Start Data

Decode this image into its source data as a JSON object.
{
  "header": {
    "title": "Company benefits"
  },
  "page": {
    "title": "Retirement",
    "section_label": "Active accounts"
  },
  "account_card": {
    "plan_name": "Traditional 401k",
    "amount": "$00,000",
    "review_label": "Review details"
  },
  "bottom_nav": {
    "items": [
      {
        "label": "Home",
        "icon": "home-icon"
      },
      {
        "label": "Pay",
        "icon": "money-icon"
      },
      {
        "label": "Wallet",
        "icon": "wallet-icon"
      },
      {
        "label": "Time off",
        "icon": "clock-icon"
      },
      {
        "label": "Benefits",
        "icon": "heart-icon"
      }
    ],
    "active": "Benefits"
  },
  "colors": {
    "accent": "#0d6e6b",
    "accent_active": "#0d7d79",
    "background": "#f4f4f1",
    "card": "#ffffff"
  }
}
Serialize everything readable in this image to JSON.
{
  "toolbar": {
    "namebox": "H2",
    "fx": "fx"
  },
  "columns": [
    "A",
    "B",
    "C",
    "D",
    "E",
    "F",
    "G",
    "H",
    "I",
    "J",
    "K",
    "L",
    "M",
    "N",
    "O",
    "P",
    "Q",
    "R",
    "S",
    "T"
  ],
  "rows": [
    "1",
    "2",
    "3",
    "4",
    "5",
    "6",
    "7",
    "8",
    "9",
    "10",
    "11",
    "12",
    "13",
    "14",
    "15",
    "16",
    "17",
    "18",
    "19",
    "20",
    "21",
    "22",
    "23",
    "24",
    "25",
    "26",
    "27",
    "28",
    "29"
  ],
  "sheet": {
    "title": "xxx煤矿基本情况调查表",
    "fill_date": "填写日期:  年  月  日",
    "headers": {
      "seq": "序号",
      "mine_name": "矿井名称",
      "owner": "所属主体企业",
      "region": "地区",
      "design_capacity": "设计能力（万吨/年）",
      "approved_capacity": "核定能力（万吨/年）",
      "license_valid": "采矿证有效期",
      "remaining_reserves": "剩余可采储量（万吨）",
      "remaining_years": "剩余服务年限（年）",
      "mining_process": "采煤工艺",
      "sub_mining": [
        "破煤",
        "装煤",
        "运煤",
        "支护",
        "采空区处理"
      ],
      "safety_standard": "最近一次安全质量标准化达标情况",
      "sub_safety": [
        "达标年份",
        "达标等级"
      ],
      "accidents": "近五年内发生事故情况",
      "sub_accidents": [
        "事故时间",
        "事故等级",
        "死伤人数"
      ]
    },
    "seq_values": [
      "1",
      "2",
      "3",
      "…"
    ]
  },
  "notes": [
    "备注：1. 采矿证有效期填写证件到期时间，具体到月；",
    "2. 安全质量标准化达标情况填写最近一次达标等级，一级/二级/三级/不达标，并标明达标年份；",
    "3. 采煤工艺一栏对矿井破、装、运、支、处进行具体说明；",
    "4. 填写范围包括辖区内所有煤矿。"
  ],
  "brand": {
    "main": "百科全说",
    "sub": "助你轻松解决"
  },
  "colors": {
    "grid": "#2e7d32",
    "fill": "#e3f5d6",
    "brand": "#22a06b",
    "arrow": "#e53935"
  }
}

End Data

- _What you should do_:
From the listing above, copy every line that holds the string "JSON".

- _Task answer_:
Decode this image into its source data as a JSON object.
Serialize everything readable in this image to JSON.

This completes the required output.